AIM OF THE TASK
Copy out each line of the listing that has the word "Police" in it.

INPUT

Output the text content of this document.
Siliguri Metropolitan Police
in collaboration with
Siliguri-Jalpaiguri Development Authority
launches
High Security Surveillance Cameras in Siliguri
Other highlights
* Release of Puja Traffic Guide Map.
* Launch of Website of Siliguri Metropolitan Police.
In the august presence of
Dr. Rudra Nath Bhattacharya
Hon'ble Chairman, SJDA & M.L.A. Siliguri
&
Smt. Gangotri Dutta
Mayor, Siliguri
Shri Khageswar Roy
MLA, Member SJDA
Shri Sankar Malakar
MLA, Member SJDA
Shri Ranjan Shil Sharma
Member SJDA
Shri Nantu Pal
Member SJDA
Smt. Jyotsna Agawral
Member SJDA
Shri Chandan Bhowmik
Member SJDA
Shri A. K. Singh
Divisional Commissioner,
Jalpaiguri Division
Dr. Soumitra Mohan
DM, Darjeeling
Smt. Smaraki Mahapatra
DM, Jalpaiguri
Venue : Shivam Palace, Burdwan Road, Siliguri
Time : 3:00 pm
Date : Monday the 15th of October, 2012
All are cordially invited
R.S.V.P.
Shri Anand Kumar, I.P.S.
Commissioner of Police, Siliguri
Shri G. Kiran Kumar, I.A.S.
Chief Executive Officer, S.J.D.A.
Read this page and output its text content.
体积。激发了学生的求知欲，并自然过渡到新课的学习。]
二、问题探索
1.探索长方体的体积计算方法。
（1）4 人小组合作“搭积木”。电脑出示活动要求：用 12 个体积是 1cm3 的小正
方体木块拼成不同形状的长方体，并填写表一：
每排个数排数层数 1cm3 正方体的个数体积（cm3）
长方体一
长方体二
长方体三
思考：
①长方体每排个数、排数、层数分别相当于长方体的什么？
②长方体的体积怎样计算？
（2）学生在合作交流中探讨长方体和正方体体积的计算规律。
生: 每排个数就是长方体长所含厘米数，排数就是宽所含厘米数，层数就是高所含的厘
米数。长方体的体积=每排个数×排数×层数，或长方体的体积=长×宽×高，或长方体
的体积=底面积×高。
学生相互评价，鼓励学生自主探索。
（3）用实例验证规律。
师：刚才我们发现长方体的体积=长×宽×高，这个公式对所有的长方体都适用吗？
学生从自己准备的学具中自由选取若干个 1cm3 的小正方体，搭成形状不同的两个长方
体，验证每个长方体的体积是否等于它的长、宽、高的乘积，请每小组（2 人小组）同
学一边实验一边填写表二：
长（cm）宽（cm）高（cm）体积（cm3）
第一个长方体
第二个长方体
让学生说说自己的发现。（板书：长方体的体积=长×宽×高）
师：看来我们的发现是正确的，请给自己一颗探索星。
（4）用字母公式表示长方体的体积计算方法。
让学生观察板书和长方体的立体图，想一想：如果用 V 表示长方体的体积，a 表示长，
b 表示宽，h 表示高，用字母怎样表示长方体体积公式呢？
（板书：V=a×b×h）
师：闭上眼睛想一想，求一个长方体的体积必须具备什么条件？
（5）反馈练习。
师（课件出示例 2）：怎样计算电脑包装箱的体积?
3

WRITTEN SOLUTION
Siliguri Metropolitan Police
* Launch of Website of Siliguri Metropolitan Police.
Commissioner of Police, Siliguri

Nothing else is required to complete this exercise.